## Start Provided data
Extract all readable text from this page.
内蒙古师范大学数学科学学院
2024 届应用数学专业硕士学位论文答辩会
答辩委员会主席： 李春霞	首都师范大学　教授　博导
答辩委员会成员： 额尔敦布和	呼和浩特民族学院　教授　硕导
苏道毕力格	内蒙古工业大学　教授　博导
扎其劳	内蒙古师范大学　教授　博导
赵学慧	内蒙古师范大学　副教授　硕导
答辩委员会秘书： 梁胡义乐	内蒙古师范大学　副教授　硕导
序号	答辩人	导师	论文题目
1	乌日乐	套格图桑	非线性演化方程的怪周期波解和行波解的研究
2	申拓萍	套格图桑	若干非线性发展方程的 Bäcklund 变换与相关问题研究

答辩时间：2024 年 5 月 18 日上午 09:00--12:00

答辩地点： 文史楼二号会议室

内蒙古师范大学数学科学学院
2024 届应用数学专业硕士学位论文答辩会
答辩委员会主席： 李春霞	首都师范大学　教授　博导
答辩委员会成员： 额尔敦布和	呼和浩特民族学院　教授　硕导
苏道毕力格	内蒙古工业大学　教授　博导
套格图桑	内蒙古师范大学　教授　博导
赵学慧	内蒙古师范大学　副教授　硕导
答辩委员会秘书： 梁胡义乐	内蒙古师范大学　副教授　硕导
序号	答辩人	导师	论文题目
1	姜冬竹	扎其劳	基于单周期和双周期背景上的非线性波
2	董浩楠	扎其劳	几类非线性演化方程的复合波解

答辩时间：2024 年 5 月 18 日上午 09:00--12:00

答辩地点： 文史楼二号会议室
## End Provided data
Copy every record exactly, with nothing added or dropped.

Extract all readable text from this page.
内蒙古师范大学数学科学学院
2024 届应用数学专业硕士学位论文答辩会
答辩委员会主席： 李春霞	首都师范大学　教授　博导
答辩委员会成员： 额尔敦布和	呼和浩特民族学院　教授　硕导
苏道毕力格	内蒙古工业大学　教授　博导
扎其劳	内蒙古师范大学　教授　博导
赵学慧	内蒙古师范大学　副教授　硕导
答辩委员会秘书： 梁胡义乐	内蒙古师范大学　副教授　硕导
序号	答辩人	导师	论文题目
1	乌日乐	套格图桑	非线性演化方程的怪周期波解和行波解的研究
2	申拓萍	套格图桑	若干非线性发展方程的 Bäcklund 变换与相关问题研究

答辩时间：2024 年 5 月 18 日上午 09:00--12:00

答辩地点： 文史楼二号会议室

内蒙古师范大学数学科学学院
2024 届应用数学专业硕士学位论文答辩会
答辩委员会主席： 李春霞	首都师范大学　教授　博导
答辩委员会成员： 额尔敦布和	呼和浩特民族学院　教授　硕导
苏道毕力格	内蒙古工业大学　教授　博导
套格图桑	内蒙古师范大学　教授　博导
赵学慧	内蒙古师范大学　副教授　硕导
答辩委员会秘书： 梁胡义乐	内蒙古师范大学　副教授　硕导
序号	答辩人	导师	论文题目
1	姜冬竹	扎其劳	基于单周期和双周期背景上的非线性波
2	董浩楠	扎其劳	几类非线性演化方程的复合波解

答辩时间：2024 年 5 月 18 日上午 09:00--12:00

答辩地点： 文史楼二号会议室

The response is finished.